STATED GOAL. Exactly reproduce each entry, leaving out nothing.
# # #
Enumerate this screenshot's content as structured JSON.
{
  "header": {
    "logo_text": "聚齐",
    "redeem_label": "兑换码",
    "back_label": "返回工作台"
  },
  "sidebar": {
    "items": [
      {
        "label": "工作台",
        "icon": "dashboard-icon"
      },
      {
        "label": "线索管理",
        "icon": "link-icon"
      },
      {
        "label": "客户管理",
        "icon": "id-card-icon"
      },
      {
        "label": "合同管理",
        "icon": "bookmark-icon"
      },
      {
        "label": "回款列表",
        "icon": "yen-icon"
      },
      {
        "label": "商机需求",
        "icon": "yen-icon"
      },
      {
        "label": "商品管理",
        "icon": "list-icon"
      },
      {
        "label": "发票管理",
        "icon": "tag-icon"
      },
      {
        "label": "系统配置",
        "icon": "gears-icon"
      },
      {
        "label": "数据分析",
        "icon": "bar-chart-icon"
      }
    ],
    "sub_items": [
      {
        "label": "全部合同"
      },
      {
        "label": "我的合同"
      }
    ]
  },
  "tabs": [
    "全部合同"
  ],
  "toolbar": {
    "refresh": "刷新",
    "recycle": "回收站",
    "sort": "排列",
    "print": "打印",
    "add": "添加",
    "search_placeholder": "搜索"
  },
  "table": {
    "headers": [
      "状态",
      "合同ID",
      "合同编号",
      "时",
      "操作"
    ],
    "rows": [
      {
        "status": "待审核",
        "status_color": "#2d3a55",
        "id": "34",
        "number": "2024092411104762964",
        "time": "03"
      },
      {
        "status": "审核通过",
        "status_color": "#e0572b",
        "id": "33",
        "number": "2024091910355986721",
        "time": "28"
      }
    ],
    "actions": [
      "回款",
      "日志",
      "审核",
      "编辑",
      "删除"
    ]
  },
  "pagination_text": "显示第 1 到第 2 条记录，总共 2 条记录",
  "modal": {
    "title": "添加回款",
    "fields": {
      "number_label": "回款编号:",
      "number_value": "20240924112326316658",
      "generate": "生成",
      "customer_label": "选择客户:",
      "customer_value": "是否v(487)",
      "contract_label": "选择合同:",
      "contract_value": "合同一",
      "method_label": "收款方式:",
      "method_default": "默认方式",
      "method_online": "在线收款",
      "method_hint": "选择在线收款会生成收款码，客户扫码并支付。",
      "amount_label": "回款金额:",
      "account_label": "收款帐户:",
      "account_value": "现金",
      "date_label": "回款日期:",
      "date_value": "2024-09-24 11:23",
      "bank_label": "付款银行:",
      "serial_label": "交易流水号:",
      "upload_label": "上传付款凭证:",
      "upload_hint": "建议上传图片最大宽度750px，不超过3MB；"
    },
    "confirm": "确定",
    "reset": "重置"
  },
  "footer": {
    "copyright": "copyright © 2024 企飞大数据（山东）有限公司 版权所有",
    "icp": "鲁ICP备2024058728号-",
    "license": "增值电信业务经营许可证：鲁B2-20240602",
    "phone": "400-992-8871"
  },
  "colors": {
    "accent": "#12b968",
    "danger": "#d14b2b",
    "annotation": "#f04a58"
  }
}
# # #
RESPONSE TO THIS EXERCISE.
Enumerate this screenshot's content as structured JSON.
{
  "header": {
    "logo_text": "聚齐",
    "redeem_label": "兑换码",
    "back_label": "返回工作台"
  },
  "sidebar": {
    "items": [
      {
        "label": "工作台",
        "icon": "dashboard-icon"
      },
      {
        "label": "线索管理",
        "icon": "link-icon"
      },
      {
        "label": "客户管理",
        "icon": "id-card-icon"
      },
      {
        "label": "合同管理",
        "icon": "bookmark-icon"
      },
      {
        "label": "回款列表",
        "icon": "yen-icon"
      },
      {
        "label": "商机需求",
        "icon": "yen-icon"
      },
      {
        "label": "商品管理",
        "icon": "list-icon"
      },
      {
        "label": "发票管理",
        "icon": "tag-icon"
      },
      {
        "label": "系统配置",
        "icon": "gears-icon"
      },
      {
        "label": "数据分析",
        "icon": "bar-chart-icon"
      }
    ],
    "sub_items": [
      {
        "label": "全部合同"
      },
      {
        "label": "我的合同"
      }
    ]
  },
  "tabs": [
    "全部合同"
  ],
  "toolbar": {
    "refresh": "刷新",
    "recycle": "回收站",
    "sort": "排列",
    "print": "打印",
    "add": "添加",
    "search_placeholder": "搜索"
  },
  "table": {
    "headers": [
      "状态",
      "合同ID",
      "合同编号",
      "时",
      "操作"
    ],
    "rows": [
      {
        "status": "待审核",
        "status_color": "#2d3a55",
        "id": "34",
        "number": "2024092411104762964",
        "time": "03"
      },
      {
        "status": "审核通过",
        "status_color": "#e0572b",
        "id": "33",
        "number": "2024091910355986721",
        "time": "28"
      }
    ],
    "actions": [
      "回款",
      "日志",
      "审核",
      "编辑",
      "删除"
    ]
  },
  "pagination_text": "显示第 1 到第 2 条记录，总共 2 条记录",
  "modal": {
    "title": "添加回款",
    "fields": {
      "number_label": "回款编号:",
      "number_value": "20240924112326316658",
      "generate": "生成",
      "customer_label": "选择客户:",
      "customer_value": "是否v(487)",
      "contract_label": "选择合同:",
      "contract_value": "合同一",
      "method_label": "收款方式:",
      "method_default": "默认方式",
      "method_online": "在线收款",
      "method_hint": "选择在线收款会生成收款码，客户扫码并支付。",
      "amount_label": "回款金额:",
      "account_label": "收款帐户:",
      "account_value": "现金",
      "date_label": "回款日期:",
      "date_value": "2024-09-24 11:23",
      "bank_label": "付款银行:",
      "serial_label": "交易流水号:",
      "upload_label": "上传付款凭证:",
      "upload_hint": "建议上传图片最大宽度750px，不超过3MB；"
    },
    "confirm": "确定",
    "reset": "重置"
  },
  "footer": {
    "copyright": "copyright © 2024 企飞大数据（山东）有限公司 版权所有",
    "icp": "鲁ICP备2024058728号-",
    "license": "增值电信业务经营许可证：鲁B2-20240602",
    "phone": "400-992-8871"
  },
  "colors": {
    "accent": "#12b968",
    "danger": "#d14b2b",
    "annotation": "#f04a58"
  }
}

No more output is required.